▶ _Given task_:
Wherever the string "夫妻关系存续期间" appears in a line, extract that line.

[Entries taken from a collection]
══════

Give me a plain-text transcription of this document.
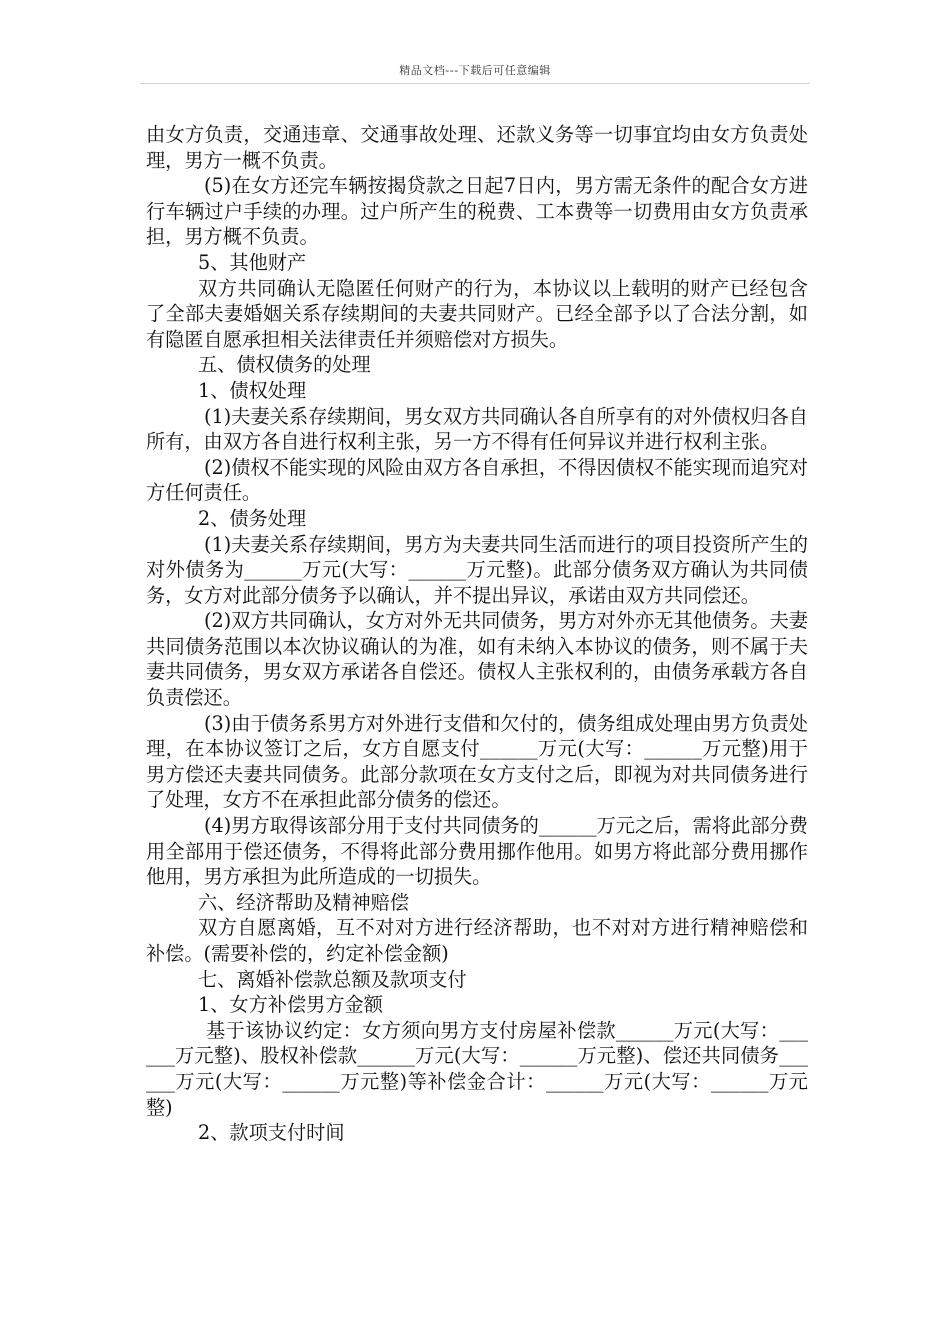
精品文档---下载后可任意编辑

由女方负责，交通违章、交通事故处理、还款义务等一切事宜均由女方负责处理，男方一概不负责。

(5)在女方还完车辆按揭贷款之日起7日内，男方需无条件的配合女方进行车辆过户手续的办理。过户所产生的税费、工本费等一切费用由女方负责承担，男方概不负责。

5、其他财产

双方共同确认无隐匿任何财产的行为，本协议以上载明的财产已经包含了全部夫妻婚姻关系存续期间的夫妻共同财产。已经全部予以了合法分割，如有隐匿自愿承担相关法律责任并须赔偿对方损失。

五、债权债务的处理

1、债权处理

(1)夫妻关系存续期间，男女双方共同确认各自所享有的对外债权归各自所有，由双方各自进行权利主张，另一方不得有任何异议并进行权利主张。

(2)债权不能实现的风险由双方各自承担，不得因债权不能实现而追究对方任何责任。

2、债务处理

(1)夫妻关系存续期间，男方为夫妻共同生活而进行的项目投资所产生的对外债务为______万元(大写：______万元整)。此部分债务双方确认为共同债务，女方对此部分债务予以确认，并不提出异议，承诺由双方共同偿还。

(2)双方共同确认，女方对外无共同债务，男方对外亦无其他债务。夫妻共同债务范围以本次协议确认的为准，如有未纳入本协议的债务，则不属于夫妻共同债务，男女双方承诺各自偿还。债权人主张权利的，由债务承载方各自负责偿还。

(3)由于债务系男方对外进行支借和欠付的，债务组成处理由男方负责处理，在本协议签订之后，女方自愿支付______万元(大写：______万元整)用于男方偿还夫妻共同债务。此部分款项在女方支付之后，即视为对共同债务进行了处理，女方不在承担此部分债务的偿还。

(4)男方取得该部分用于支付共同债务的______万元之后，需将此部分费用全部用于偿还债务，不得将此部分费用挪作他用。如男方将此部分费用挪作他用，男方承担为此所造成的一切损失。

六、经济帮助及精神赔偿

双方自愿离婚，互不对对方进行经济帮助，也不对对方进行精神赔偿和补偿。(需要补偿的，约定补偿金额)

七、离婚补偿款总额及款项支付

1、女方补偿男方金额

基于该协议约定：女方须向男方支付房屋补偿款______万元(大写：______万元整)、股权补偿款______万元(大写：______万元整)、偿还共同债务______万元(大写：______万元整)等补偿金合计：______万元(大写：______万元整)

2、款项支付时间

══════

▶ _Output of the task_:
(1)夫妻关系存续期间，男女双方共同确认各自所享有的对外债权归各自所有，由双方各自进行权利主张，另一方不得有任何异议并进行权利主张。
(1)夫妻关系存续期间，男方为夫妻共同生活而进行的项目投资所产生的对外债务为______万元(大写：______万元整)。此部分债务双方确认为共同债务，女方对此部分债务予以确认，并不提出异议，承诺由双方共同偿还。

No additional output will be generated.